- To do:
Copy the listing below line by line, keeping every character unchanged.

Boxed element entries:
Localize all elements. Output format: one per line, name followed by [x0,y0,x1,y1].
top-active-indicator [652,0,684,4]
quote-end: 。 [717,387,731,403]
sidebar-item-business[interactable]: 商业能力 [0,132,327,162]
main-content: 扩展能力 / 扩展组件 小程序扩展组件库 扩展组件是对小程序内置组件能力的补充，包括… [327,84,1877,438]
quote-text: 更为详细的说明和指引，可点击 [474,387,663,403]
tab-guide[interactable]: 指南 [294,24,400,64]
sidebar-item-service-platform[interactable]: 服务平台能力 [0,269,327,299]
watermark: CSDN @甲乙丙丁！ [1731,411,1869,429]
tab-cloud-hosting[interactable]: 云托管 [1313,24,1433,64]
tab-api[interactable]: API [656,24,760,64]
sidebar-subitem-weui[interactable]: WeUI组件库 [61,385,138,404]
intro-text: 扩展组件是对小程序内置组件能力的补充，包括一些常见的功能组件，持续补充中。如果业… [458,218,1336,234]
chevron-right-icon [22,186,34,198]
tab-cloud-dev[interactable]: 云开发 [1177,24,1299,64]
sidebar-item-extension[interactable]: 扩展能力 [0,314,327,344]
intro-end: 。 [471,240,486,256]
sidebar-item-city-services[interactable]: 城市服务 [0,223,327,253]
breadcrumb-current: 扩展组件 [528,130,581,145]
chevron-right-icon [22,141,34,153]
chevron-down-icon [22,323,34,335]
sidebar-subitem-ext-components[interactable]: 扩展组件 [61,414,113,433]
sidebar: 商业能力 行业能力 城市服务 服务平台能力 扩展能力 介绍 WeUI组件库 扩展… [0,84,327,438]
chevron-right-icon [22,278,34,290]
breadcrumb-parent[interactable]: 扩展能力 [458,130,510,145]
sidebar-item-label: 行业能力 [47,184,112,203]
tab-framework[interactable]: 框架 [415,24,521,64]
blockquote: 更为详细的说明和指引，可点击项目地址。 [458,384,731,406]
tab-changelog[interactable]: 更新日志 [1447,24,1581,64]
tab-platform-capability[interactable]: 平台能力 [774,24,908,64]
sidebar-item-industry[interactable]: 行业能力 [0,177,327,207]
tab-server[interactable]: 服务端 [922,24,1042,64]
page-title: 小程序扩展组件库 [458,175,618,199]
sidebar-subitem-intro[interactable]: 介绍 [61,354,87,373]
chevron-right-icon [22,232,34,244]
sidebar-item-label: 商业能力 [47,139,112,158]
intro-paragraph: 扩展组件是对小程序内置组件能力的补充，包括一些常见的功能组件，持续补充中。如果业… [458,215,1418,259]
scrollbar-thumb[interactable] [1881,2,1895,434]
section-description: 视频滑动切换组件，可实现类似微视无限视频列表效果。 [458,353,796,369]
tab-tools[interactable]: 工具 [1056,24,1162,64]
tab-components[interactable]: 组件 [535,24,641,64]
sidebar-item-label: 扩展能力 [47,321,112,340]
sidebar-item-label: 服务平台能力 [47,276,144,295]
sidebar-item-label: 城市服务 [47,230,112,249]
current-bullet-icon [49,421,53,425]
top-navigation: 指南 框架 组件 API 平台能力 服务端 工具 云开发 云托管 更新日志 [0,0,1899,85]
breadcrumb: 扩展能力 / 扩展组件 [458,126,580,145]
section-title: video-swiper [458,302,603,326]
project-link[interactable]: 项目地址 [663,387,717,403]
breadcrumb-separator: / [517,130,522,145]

- Output for this exercise:
Localize all elements. Output format: one per line, name followed by [x0,y0,x1,y1].
top-active-indicator [652,0,684,4]
quote-end: 。 [717,387,731,403]
sidebar-item-business[interactable]: 商业能力 [0,132,327,162]
main-content: 扩展能力 / 扩展组件 小程序扩展组件库 扩展组件是对小程序内置组件能力的补充，包括… [327,84,1877,438]
quote-text: 更为详细的说明和指引，可点击 [474,387,663,403]
tab-guide[interactable]: 指南 [294,24,400,64]
sidebar-item-service-platform[interactable]: 服务平台能力 [0,269,327,299]
watermark: CSDN @甲乙丙丁！ [1731,411,1869,429]
tab-cloud-hosting[interactable]: 云托管 [1313,24,1433,64]
tab-api[interactable]: API [656,24,760,64]
sidebar-subitem-weui[interactable]: WeUI组件库 [61,385,138,404]
intro-text: 扩展组件是对小程序内置组件能力的补充，包括一些常见的功能组件，持续补充中。如果业… [458,218,1336,234]
chevron-right-icon [22,186,34,198]
tab-cloud-dev[interactable]: 云开发 [1177,24,1299,64]
sidebar-item-extension[interactable]: 扩展能力 [0,314,327,344]
intro-end: 。 [471,240,486,256]
sidebar-item-city-services[interactable]: 城市服务 [0,223,327,253]
breadcrumb-current: 扩展组件 [528,130,581,145]
chevron-right-icon [22,141,34,153]
chevron-down-icon [22,323,34,335]
sidebar-subitem-ext-components[interactable]: 扩展组件 [61,414,113,433]
sidebar: 商业能力 行业能力 城市服务 服务平台能力 扩展能力 介绍 WeUI组件库 扩展… [0,84,327,438]
chevron-right-icon [22,278,34,290]
breadcrumb-parent[interactable]: 扩展能力 [458,130,510,145]
sidebar-item-label: 行业能力 [47,184,112,203]
tab-framework[interactable]: 框架 [415,24,521,64]
blockquote: 更为详细的说明和指引，可点击项目地址。 [458,384,731,406]
tab-changelog[interactable]: 更新日志 [1447,24,1581,64]
tab-platform-capability[interactable]: 平台能力 [774,24,908,64]
sidebar-item-industry[interactable]: 行业能力 [0,177,327,207]
tab-server[interactable]: 服务端 [922,24,1042,64]
page-title: 小程序扩展组件库 [458,175,618,199]
sidebar-subitem-intro[interactable]: 介绍 [61,354,87,373]
chevron-right-icon [22,232,34,244]
sidebar-item-label: 商业能力 [47,139,112,158]
intro-paragraph: 扩展组件是对小程序内置组件能力的补充，包括一些常见的功能组件，持续补充中。如果业… [458,215,1418,259]
scrollbar-thumb[interactable] [1881,2,1895,434]
section-description: 视频滑动切换组件，可实现类似微视无限视频列表效果。 [458,353,796,369]
tab-tools[interactable]: 工具 [1056,24,1162,64]
tab-components[interactable]: 组件 [535,24,641,64]
sidebar-item-label: 扩展能力 [47,321,112,340]
sidebar-item-label: 服务平台能力 [47,276,144,295]
sidebar-item-label: 城市服务 [47,230,112,249]
current-bullet-icon [49,421,53,425]
top-navigation: 指南 框架 组件 API 平台能力 服务端 工具 云开发 云托管 更新日志 [0,0,1899,85]
breadcrumb: 扩展能力 / 扩展组件 [458,126,580,145]
section-title: video-swiper [458,302,603,326]
project-link[interactable]: 项目地址 [663,387,717,403]
breadcrumb-separator: / [517,130,522,145]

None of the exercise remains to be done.